_The records_
* * * * * * * * *
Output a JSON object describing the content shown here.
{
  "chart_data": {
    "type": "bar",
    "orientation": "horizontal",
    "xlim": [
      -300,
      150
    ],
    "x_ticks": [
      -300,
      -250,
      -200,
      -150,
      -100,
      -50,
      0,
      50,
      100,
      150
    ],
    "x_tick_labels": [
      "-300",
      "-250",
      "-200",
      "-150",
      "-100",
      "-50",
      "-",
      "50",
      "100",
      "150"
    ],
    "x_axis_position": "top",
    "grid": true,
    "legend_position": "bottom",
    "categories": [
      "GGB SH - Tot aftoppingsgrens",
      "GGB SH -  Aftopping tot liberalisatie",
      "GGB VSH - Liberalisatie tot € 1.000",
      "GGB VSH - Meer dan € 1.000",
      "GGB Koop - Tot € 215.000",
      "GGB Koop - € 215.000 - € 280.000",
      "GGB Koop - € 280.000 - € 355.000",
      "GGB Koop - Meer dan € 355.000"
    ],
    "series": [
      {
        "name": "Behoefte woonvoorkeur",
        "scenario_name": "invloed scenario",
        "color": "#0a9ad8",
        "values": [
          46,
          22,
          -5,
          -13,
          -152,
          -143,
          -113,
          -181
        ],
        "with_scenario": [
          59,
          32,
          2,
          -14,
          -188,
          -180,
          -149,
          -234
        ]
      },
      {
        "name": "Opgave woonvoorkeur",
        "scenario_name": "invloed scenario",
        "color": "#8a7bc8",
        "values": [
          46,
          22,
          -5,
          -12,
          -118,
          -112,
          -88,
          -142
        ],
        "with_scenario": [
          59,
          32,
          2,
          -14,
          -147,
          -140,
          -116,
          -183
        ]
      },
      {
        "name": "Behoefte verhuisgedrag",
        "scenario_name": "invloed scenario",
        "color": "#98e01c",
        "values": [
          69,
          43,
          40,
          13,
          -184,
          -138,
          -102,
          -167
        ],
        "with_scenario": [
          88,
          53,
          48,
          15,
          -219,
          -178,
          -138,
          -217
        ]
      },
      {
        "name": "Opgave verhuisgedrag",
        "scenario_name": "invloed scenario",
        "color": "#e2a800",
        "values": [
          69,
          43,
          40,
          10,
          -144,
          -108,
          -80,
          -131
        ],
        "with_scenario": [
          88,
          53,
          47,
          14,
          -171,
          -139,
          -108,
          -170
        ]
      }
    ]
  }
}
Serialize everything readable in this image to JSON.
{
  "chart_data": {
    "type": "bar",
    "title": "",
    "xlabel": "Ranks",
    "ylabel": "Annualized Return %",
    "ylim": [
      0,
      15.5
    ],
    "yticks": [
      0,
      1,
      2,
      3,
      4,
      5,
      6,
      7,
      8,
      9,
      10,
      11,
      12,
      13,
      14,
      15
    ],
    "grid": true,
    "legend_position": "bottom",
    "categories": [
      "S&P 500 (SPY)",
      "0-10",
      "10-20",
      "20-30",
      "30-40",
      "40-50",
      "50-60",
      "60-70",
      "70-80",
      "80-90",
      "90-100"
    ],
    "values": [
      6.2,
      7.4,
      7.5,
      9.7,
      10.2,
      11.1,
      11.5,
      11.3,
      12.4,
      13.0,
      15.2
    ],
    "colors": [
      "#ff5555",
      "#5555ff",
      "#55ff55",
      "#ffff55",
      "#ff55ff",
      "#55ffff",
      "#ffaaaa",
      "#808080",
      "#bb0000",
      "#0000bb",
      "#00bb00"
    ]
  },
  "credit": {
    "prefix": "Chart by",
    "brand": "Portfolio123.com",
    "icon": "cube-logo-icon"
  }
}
* * * * * * * * *
_Goal_
Each of the records should be retyped exactly.

_The reply_
Output a JSON object describing the content shown here.
{
  "chart_data": {
    "type": "bar",
    "orientation": "horizontal",
    "xlim": [
      -300,
      150
    ],
    "x_ticks": [
      -300,
      -250,
      -200,
      -150,
      -100,
      -50,
      0,
      50,
      100,
      150
    ],
    "x_tick_labels": [
      "-300",
      "-250",
      "-200",
      "-150",
      "-100",
      "-50",
      "-",
      "50",
      "100",
      "150"
    ],
    "x_axis_position": "top",
    "grid": true,
    "legend_position": "bottom",
    "categories": [
      "GGB SH - Tot aftoppingsgrens",
      "GGB SH -  Aftopping tot liberalisatie",
      "GGB VSH - Liberalisatie tot € 1.000",
      "GGB VSH - Meer dan € 1.000",
      "GGB Koop - Tot € 215.000",
      "GGB Koop - € 215.000 - € 280.000",
      "GGB Koop - € 280.000 - € 355.000",
      "GGB Koop - Meer dan € 355.000"
    ],
    "series": [
      {
        "name": "Behoefte woonvoorkeur",
        "scenario_name": "invloed scenario",
        "color": "#0a9ad8",
        "values": [
          46,
          22,
          -5,
          -13,
          -152,
          -143,
          -113,
          -181
        ],
        "with_scenario": [
          59,
          32,
          2,
          -14,
          -188,
          -180,
          -149,
          -234
        ]
      },
      {
        "name": "Opgave woonvoorkeur",
        "scenario_name": "invloed scenario",
        "color": "#8a7bc8",
        "values": [
          46,
          22,
          -5,
          -12,
          -118,
          -112,
          -88,
          -142
        ],
        "with_scenario": [
          59,
          32,
          2,
          -14,
          -147,
          -140,
          -116,
          -183
        ]
      },
      {
        "name": "Behoefte verhuisgedrag",
        "scenario_name": "invloed scenario",
        "color": "#98e01c",
        "values": [
          69,
          43,
          40,
          13,
          -184,
          -138,
          -102,
          -167
        ],
        "with_scenario": [
          88,
          53,
          48,
          15,
          -219,
          -178,
          -138,
          -217
        ]
      },
      {
        "name": "Opgave verhuisgedrag",
        "scenario_name": "invloed scenario",
        "color": "#e2a800",
        "values": [
          69,
          43,
          40,
          10,
          -144,
          -108,
          -80,
          -131
        ],
        "with_scenario": [
          88,
          53,
          47,
          14,
          -171,
          -139,
          -108,
          -170
        ]
      }
    ]
  }
}
Serialize everything readable in this image to JSON.
{
  "chart_data": {
    "type": "bar",
    "title": "",
    "xlabel": "Ranks",
    "ylabel": "Annualized Return %",
    "ylim": [
      0,
      15.5
    ],
    "yticks": [
      0,
      1,
      2,
      3,
      4,
      5,
      6,
      7,
      8,
      9,
      10,
      11,
      12,
      13,
      14,
      15
    ],
    "grid": true,
    "legend_position": "bottom",
    "categories": [
      "S&P 500 (SPY)",
      "0-10",
      "10-20",
      "20-30",
      "30-40",
      "40-50",
      "50-60",
      "60-70",
      "70-80",
      "80-90",
      "90-100"
    ],
    "values": [
      6.2,
      7.4,
      7.5,
      9.7,
      10.2,
      11.1,
      11.5,
      11.3,
      12.4,
      13.0,
      15.2
    ],
    "colors": [
      "#ff5555",
      "#5555ff",
      "#55ff55",
      "#ffff55",
      "#ff55ff",
      "#55ffff",
      "#ffaaaa",
      "#808080",
      "#bb0000",
      "#0000bb",
      "#00bb00"
    ]
  },
  "credit": {
    "prefix": "Chart by",
    "brand": "Portfolio123.com",
    "icon": "cube-logo-icon"
  }
}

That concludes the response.